**JOB:** Omit the pictures, please, and give each record below again exactly.

# Start of EXERCISE INPUT

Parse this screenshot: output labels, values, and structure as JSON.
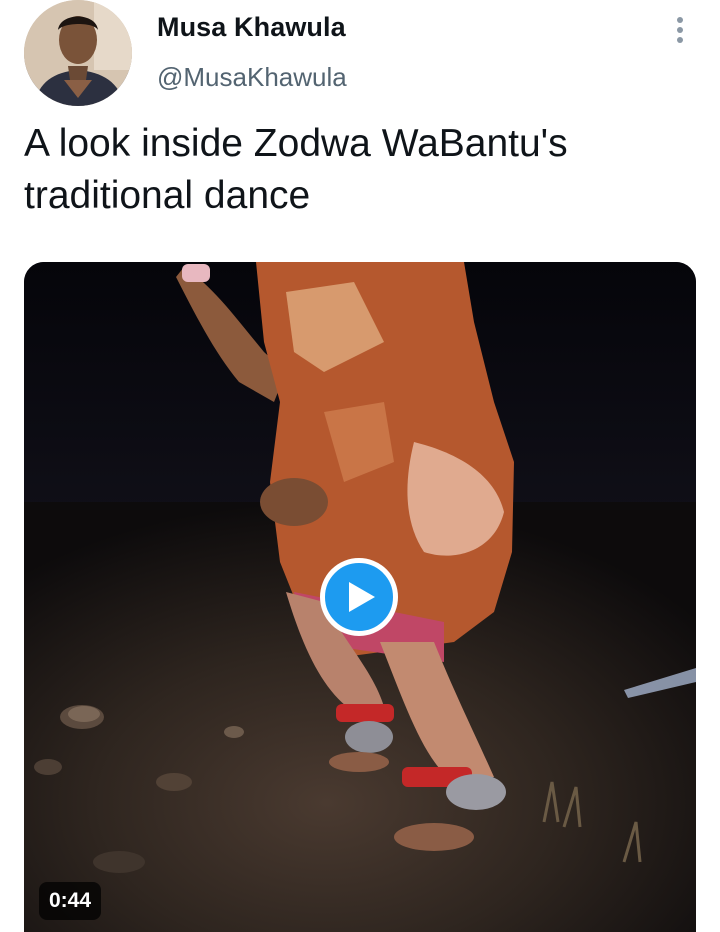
{
  "tweet": {
    "author": {
      "display_name": "Musa Khawula",
      "handle": "@MusaKhawula"
    },
    "text": "A look inside Zodwa WaBantu's traditional dance",
    "media": {
      "type": "video",
      "duration": "0:44"
    }
  },
  "icons": {
    "more": "more-vertical-icon",
    "play": "play-icon"
  },
  "colors": {
    "text_primary": "#0f1419",
    "text_secondary": "#536471",
    "accent": "#1d9bf0"
  }
}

# End of EXERCISE INPUT

**RESPONSE:**
Parse this screenshot: output labels, values, and structure as JSON.
{
  "tweet": {
    "author": {
      "display_name": "Musa Khawula",
      "handle": "@MusaKhawula"
    },
    "text": "A look inside Zodwa WaBantu's traditional dance",
    "media": {
      "type": "video",
      "duration": "0:44"
    }
  },
  "icons": {
    "more": "more-vertical-icon",
    "play": "play-icon"
  },
  "colors": {
    "text_primary": "#0f1419",
    "text_secondary": "#536471",
    "accent": "#1d9bf0"
  }
}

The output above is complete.